## EXERCISE DESCRIPTION
Reproduce every entry exactly.

## THE DATA
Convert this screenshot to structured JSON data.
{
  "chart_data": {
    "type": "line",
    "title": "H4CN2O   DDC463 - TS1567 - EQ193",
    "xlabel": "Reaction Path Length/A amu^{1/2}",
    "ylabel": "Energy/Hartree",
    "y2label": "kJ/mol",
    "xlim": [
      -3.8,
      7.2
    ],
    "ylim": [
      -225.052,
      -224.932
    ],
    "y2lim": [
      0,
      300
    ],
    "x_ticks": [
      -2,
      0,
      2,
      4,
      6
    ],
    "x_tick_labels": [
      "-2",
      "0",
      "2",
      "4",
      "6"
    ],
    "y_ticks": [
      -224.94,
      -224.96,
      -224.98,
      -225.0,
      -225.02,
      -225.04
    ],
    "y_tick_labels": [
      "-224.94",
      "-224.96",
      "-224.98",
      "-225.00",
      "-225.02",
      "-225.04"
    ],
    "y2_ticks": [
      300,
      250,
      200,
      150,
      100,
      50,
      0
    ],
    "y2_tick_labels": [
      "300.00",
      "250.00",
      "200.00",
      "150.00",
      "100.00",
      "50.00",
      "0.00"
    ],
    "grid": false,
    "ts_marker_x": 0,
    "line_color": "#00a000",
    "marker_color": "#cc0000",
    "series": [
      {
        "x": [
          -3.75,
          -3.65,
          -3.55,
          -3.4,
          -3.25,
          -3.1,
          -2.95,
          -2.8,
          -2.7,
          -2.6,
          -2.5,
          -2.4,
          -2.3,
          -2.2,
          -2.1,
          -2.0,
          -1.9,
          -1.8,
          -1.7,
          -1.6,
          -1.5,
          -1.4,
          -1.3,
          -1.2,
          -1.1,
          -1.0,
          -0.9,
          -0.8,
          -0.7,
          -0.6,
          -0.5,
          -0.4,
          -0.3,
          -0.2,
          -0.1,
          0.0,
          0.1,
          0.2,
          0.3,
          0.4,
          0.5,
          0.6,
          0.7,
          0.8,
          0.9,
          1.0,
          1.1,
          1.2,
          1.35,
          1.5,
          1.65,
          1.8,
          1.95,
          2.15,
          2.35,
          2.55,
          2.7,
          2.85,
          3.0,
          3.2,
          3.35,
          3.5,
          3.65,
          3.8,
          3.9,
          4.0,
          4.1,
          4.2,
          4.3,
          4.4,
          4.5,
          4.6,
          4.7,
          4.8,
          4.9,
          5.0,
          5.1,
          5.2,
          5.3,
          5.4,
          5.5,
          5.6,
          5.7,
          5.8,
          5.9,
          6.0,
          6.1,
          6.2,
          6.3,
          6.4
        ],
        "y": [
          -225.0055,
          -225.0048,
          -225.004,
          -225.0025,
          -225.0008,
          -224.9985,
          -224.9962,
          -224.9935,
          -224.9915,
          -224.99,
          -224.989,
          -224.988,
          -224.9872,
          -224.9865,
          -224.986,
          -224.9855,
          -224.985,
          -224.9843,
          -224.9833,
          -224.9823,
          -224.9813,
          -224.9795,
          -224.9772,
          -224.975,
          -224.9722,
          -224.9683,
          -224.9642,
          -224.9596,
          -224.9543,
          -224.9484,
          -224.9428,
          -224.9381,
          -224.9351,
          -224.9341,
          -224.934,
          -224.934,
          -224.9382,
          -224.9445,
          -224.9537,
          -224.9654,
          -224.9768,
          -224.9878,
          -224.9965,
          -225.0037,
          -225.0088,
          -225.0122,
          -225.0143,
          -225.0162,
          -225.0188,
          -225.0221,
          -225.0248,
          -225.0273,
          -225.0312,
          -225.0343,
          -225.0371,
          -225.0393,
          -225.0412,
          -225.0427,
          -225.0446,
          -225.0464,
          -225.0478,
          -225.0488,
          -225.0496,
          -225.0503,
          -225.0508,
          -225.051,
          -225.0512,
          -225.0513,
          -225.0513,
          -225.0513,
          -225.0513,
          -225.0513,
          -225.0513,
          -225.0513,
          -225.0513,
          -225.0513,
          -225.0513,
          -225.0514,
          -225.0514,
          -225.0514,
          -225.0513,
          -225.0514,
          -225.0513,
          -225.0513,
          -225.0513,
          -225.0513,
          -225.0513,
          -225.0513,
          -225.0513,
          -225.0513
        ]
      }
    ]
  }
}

## CORRECT ANSWER
Convert this screenshot to structured JSON data.
{
  "chart_data": {
    "type": "line",
    "title": "H4CN2O   DDC463 - TS1567 - EQ193",
    "xlabel": "Reaction Path Length/A amu^{1/2}",
    "ylabel": "Energy/Hartree",
    "y2label": "kJ/mol",
    "xlim": [
      -3.8,
      7.2
    ],
    "ylim": [
      -225.052,
      -224.932
    ],
    "y2lim": [
      0,
      300
    ],
    "x_ticks": [
      -2,
      0,
      2,
      4,
      6
    ],
    "x_tick_labels": [
      "-2",
      "0",
      "2",
      "4",
      "6"
    ],
    "y_ticks": [
      -224.94,
      -224.96,
      -224.98,
      -225.0,
      -225.02,
      -225.04
    ],
    "y_tick_labels": [
      "-224.94",
      "-224.96",
      "-224.98",
      "-225.00",
      "-225.02",
      "-225.04"
    ],
    "y2_ticks": [
      300,
      250,
      200,
      150,
      100,
      50,
      0
    ],
    "y2_tick_labels": [
      "300.00",
      "250.00",
      "200.00",
      "150.00",
      "100.00",
      "50.00",
      "0.00"
    ],
    "grid": false,
    "ts_marker_x": 0,
    "line_color": "#00a000",
    "marker_color": "#cc0000",
    "series": [
      {
        "x": [
          -3.75,
          -3.65,
          -3.55,
          -3.4,
          -3.25,
          -3.1,
          -2.95,
          -2.8,
          -2.7,
          -2.6,
          -2.5,
          -2.4,
          -2.3,
          -2.2,
          -2.1,
          -2.0,
          -1.9,
          -1.8,
          -1.7,
          -1.6,
          -1.5,
          -1.4,
          -1.3,
          -1.2,
          -1.1,
          -1.0,
          -0.9,
          -0.8,
          -0.7,
          -0.6,
          -0.5,
          -0.4,
          -0.3,
          -0.2,
          -0.1,
          0.0,
          0.1,
          0.2,
          0.3,
          0.4,
          0.5,
          0.6,
          0.7,
          0.8,
          0.9,
          1.0,
          1.1,
          1.2,
          1.35,
          1.5,
          1.65,
          1.8,
          1.95,
          2.15,
          2.35,
          2.55,
          2.7,
          2.85,
          3.0,
          3.2,
          3.35,
          3.5,
          3.65,
          3.8,
          3.9,
          4.0,
          4.1,
          4.2,
          4.3,
          4.4,
          4.5,
          4.6,
          4.7,
          4.8,
          4.9,
          5.0,
          5.1,
          5.2,
          5.3,
          5.4,
          5.5,
          5.6,
          5.7,
          5.8,
          5.9,
          6.0,
          6.1,
          6.2,
          6.3,
          6.4
        ],
        "y": [
          -225.0055,
          -225.0048,
          -225.004,
          -225.0025,
          -225.0008,
          -224.9985,
          -224.9962,
          -224.9935,
          -224.9915,
          -224.99,
          -224.989,
          -224.988,
          -224.9872,
          -224.9865,
          -224.986,
          -224.9855,
          -224.985,
          -224.9843,
          -224.9833,
          -224.9823,
          -224.9813,
          -224.9795,
          -224.9772,
          -224.975,
          -224.9722,
          -224.9683,
          -224.9642,
          -224.9596,
          -224.9543,
          -224.9484,
          -224.9428,
          -224.9381,
          -224.9351,
          -224.9341,
          -224.934,
          -224.934,
          -224.9382,
          -224.9445,
          -224.9537,
          -224.9654,
          -224.9768,
          -224.9878,
          -224.9965,
          -225.0037,
          -225.0088,
          -225.0122,
          -225.0143,
          -225.0162,
          -225.0188,
          -225.0221,
          -225.0248,
          -225.0273,
          -225.0312,
          -225.0343,
          -225.0371,
          -225.0393,
          -225.0412,
          -225.0427,
          -225.0446,
          -225.0464,
          -225.0478,
          -225.0488,
          -225.0496,
          -225.0503,
          -225.0508,
          -225.051,
          -225.0512,
          -225.0513,
          -225.0513,
          -225.0513,
          -225.0513,
          -225.0513,
          -225.0513,
          -225.0513,
          -225.0513,
          -225.0513,
          -225.0513,
          -225.0514,
          -225.0514,
          -225.0514,
          -225.0513,
          -225.0514,
          -225.0513,
          -225.0513,
          -225.0513,
          -225.0513,
          -225.0513,
          -225.0513,
          -225.0513,
          -225.0513
        ]
      }
    ]
  }
}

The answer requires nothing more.